#### Given exercise:
Check each line of the entries below for the string "xlabel"; copy every line where it appears.

#### Data supplied:
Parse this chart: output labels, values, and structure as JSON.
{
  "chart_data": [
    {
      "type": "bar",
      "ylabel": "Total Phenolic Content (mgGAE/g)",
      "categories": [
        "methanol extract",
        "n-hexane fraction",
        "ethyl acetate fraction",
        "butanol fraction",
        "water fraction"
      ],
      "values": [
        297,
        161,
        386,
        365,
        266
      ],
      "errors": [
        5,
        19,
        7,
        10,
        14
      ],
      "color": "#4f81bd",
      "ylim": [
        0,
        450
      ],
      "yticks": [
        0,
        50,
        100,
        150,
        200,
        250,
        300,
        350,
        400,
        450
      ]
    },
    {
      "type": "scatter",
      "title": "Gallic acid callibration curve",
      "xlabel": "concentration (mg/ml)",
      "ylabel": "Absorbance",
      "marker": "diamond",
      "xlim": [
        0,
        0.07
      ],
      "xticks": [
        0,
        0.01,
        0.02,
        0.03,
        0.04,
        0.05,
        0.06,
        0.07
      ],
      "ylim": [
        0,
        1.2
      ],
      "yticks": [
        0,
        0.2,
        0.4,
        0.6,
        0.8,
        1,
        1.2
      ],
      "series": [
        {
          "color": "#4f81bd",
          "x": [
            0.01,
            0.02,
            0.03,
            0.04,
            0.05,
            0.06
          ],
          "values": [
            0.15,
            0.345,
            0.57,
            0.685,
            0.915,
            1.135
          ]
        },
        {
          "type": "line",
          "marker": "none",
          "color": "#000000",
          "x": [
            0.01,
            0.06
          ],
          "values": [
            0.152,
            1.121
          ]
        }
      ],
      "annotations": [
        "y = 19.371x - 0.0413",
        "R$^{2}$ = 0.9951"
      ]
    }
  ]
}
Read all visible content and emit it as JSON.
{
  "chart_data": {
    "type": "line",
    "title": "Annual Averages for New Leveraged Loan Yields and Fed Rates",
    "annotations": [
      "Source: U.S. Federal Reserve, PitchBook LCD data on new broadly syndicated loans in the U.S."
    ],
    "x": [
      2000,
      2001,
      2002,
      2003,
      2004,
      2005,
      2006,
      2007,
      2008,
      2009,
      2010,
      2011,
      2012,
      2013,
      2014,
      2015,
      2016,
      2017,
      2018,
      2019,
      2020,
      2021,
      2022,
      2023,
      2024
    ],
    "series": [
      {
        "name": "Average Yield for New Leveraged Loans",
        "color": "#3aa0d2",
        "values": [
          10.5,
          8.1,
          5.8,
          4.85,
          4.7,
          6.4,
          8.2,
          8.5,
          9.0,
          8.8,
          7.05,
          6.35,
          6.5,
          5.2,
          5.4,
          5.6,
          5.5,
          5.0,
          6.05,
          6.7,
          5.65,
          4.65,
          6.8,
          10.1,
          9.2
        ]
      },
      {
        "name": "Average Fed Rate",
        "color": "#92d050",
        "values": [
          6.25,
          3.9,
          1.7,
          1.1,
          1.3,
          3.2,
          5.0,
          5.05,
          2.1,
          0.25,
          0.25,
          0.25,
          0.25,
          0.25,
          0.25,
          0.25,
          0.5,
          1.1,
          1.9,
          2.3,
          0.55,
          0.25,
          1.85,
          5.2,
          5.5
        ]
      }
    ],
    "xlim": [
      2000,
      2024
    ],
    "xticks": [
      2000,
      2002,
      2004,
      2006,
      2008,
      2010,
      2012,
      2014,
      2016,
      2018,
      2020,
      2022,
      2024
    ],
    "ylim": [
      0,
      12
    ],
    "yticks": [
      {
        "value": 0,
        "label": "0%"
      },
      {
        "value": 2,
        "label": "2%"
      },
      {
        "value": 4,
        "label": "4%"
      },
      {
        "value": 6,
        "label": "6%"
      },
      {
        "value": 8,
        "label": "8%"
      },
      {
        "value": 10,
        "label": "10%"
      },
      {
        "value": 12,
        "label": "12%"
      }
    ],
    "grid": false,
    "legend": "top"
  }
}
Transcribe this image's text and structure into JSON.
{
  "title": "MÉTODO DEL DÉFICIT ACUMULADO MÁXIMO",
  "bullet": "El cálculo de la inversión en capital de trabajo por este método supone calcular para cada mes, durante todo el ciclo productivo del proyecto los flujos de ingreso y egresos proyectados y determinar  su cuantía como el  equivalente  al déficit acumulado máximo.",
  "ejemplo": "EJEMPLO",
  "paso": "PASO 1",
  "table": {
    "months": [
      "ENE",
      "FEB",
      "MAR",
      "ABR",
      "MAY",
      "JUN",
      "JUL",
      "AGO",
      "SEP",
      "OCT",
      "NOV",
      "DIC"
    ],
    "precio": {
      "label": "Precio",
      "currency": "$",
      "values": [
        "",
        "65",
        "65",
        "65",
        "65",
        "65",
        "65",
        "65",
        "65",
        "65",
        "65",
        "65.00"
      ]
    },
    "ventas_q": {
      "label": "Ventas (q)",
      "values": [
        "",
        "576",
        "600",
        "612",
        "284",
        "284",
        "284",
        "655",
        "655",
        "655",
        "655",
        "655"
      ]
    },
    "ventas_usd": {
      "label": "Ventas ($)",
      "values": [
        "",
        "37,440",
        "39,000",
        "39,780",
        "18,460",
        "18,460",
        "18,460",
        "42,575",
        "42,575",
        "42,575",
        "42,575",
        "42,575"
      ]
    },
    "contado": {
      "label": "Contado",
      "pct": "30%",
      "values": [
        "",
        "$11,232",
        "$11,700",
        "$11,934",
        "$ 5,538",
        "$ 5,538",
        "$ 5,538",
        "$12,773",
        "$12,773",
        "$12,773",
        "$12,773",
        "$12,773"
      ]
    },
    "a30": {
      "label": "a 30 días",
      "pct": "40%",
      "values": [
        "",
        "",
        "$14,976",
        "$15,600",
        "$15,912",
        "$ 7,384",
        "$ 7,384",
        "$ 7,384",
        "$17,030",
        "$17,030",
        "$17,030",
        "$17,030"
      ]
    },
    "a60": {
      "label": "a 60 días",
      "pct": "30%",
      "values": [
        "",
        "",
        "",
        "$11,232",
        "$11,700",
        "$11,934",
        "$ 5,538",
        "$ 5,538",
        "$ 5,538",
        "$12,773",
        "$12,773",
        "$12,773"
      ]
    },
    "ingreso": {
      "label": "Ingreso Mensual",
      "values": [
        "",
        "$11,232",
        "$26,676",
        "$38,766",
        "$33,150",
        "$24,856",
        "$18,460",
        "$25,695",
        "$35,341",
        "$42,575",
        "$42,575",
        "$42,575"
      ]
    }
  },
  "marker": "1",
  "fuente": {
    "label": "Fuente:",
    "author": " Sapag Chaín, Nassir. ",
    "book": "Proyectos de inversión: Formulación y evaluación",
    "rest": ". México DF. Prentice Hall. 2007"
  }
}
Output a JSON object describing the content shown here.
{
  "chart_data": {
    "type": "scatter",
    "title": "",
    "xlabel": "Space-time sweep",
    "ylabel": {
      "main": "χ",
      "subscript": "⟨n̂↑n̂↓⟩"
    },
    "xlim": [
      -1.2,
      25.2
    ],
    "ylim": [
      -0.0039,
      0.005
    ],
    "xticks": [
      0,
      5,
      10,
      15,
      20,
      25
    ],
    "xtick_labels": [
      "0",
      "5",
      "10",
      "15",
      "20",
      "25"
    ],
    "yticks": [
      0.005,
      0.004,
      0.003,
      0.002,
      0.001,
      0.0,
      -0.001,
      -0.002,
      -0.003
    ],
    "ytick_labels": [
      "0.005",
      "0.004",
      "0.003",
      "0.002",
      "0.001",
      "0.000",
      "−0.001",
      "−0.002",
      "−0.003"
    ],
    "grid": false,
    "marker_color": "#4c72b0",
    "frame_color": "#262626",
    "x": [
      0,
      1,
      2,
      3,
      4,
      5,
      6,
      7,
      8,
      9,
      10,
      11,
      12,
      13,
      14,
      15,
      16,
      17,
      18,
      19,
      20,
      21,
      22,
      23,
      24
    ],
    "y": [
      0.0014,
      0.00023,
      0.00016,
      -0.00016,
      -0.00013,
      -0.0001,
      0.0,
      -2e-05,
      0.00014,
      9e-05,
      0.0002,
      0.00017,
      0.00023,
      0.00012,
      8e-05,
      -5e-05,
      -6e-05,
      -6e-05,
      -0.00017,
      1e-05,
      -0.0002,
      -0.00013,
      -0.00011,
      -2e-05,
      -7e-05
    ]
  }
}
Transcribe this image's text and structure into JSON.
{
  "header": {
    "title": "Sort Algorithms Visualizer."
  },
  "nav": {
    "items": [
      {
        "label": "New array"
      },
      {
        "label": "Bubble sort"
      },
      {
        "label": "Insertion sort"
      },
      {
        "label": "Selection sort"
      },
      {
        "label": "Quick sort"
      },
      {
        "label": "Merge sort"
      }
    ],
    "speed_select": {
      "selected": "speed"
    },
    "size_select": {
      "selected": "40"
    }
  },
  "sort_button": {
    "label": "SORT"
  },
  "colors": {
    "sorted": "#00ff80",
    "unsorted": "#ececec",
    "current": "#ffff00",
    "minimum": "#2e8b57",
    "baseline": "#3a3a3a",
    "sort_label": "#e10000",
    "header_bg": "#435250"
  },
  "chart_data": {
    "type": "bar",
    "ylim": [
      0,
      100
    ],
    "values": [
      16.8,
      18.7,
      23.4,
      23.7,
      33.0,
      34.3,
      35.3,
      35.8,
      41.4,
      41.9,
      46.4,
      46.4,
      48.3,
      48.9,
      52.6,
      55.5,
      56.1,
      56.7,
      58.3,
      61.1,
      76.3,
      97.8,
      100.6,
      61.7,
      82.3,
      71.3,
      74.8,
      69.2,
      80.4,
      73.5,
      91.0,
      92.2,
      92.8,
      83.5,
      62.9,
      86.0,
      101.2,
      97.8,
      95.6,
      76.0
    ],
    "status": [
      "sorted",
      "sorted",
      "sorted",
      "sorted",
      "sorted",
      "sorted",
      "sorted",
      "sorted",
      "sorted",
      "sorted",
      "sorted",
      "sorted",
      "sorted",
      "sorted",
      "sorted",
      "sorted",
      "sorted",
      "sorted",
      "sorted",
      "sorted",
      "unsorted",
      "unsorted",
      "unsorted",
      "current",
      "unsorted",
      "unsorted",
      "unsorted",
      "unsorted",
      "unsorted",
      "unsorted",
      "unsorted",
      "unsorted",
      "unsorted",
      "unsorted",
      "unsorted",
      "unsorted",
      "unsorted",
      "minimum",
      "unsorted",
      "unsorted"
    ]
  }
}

#### Solution for this exercise:
      "xlabel": "concentration (mg/ml)",
    "xlabel": "Space-time sweep",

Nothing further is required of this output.